§ Problem details: Scan the entries below for the word "stort", then copy each line that holds it.

§ Exercise data:
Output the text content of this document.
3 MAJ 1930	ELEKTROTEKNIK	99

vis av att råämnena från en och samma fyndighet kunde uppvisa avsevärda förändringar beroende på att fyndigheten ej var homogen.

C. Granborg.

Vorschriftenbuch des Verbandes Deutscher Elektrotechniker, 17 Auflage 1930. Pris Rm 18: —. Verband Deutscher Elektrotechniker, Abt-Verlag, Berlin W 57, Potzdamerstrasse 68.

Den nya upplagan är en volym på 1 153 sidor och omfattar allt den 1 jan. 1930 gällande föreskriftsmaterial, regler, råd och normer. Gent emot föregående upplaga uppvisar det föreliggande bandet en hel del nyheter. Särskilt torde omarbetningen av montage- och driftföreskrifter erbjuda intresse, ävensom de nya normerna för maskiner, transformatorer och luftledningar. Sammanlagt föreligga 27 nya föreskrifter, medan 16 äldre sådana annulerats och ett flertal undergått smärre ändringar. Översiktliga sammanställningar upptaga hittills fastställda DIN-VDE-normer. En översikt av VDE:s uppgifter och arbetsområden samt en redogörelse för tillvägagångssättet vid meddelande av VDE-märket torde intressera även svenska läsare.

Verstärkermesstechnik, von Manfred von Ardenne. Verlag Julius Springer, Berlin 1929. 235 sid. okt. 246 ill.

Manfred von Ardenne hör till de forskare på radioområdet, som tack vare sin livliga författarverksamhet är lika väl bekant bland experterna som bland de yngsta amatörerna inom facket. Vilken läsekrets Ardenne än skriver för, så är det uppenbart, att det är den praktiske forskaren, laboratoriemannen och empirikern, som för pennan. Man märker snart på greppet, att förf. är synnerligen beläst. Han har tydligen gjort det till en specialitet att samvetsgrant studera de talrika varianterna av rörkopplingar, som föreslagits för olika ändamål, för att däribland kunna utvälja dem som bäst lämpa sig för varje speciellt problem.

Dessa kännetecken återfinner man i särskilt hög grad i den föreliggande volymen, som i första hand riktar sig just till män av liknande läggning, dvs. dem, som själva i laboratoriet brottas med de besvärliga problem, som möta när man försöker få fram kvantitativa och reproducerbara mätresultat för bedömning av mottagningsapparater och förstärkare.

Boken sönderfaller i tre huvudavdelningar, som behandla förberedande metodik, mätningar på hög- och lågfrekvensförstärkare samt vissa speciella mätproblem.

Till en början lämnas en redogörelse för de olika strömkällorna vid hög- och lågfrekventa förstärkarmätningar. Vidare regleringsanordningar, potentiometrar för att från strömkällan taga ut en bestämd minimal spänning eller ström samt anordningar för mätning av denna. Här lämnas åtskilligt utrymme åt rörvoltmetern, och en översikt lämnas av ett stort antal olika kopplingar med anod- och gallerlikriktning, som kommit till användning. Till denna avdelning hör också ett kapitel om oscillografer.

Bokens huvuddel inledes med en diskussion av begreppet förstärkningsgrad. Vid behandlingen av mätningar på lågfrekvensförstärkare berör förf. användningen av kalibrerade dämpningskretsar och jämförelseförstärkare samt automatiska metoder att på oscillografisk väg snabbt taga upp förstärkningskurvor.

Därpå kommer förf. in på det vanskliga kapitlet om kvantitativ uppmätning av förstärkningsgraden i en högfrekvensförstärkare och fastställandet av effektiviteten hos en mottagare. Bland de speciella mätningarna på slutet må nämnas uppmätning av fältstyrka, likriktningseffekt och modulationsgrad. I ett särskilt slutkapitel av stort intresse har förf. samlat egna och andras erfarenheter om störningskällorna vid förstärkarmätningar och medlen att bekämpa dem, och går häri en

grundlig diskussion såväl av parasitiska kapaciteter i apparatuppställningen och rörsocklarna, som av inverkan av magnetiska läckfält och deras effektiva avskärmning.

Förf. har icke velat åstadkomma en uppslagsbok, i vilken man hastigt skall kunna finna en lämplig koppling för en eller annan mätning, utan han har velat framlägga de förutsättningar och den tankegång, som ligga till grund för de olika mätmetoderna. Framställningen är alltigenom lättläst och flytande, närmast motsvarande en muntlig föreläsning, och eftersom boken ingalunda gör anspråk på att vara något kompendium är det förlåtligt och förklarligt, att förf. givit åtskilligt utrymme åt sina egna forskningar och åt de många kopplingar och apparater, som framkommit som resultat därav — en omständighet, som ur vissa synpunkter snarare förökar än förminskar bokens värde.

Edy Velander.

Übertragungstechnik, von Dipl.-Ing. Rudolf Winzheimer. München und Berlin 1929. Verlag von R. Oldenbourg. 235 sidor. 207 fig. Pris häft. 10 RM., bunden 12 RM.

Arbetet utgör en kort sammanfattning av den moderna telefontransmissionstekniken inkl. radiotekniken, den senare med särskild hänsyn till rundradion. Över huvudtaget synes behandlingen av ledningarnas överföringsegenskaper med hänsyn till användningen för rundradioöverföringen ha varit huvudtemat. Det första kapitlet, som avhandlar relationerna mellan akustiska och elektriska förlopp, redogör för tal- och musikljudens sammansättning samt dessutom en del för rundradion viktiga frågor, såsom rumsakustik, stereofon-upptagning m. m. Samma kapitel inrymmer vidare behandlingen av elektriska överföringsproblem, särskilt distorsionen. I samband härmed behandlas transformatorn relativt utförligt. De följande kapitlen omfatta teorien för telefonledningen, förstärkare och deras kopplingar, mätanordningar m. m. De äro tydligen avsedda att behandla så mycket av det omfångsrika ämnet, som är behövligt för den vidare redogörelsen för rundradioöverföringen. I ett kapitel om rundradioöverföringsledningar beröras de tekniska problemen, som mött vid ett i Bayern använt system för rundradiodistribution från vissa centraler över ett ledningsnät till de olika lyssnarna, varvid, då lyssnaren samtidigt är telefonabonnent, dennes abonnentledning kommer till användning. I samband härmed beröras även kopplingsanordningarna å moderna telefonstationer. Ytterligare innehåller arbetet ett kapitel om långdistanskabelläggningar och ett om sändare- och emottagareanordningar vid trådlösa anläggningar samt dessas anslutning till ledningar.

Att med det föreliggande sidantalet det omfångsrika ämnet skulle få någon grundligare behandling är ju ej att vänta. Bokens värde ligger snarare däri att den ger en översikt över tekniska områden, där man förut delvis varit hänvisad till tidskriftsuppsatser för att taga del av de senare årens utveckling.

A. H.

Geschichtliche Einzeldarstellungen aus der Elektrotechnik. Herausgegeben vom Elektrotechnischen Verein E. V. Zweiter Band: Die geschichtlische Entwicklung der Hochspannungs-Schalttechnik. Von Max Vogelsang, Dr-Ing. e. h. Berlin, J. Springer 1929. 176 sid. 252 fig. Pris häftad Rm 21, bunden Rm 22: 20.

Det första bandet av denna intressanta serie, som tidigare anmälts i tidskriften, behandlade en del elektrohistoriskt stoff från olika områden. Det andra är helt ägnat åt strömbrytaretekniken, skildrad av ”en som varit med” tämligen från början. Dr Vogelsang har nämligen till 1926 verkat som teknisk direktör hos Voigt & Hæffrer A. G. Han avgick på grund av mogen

§ Solution to the exercise:
Till en början lämnas en redogörelse för de olika strömkällorna vid hög- och lågfrekventa förstärkarmätningar. Vidare regleringsanordningar, potentiometrar för att från strömkällan taga ut en bestämd minimal spänning eller ström samt anordningar för mätning av denna. Här lämnas åtskilligt utrymme åt rörvoltmetern, och en översikt lämnas av ett stort antal olika kopplingar med anod- och gallerlikriktning, som kommit till användning. Till denna avdelning hör också ett kapitel om oscillografer.
Därpå kommer förf. in på det vanskliga kapitlet om kvantitativ uppmätning av förstärkningsgraden i en högfrekvensförstärkare och fastställandet av effektiviteten hos en mottagare. Bland de speciella mätningarna på slutet må nämnas uppmätning av fältstyrka, likriktningseffekt och modulationsgrad. I ett särskilt slutkapitel av stort intresse har förf. samlat egna och andras erfarenheter om störningskällorna vid förstärkarmätningar och medlen att bekämpa dem, och går häri en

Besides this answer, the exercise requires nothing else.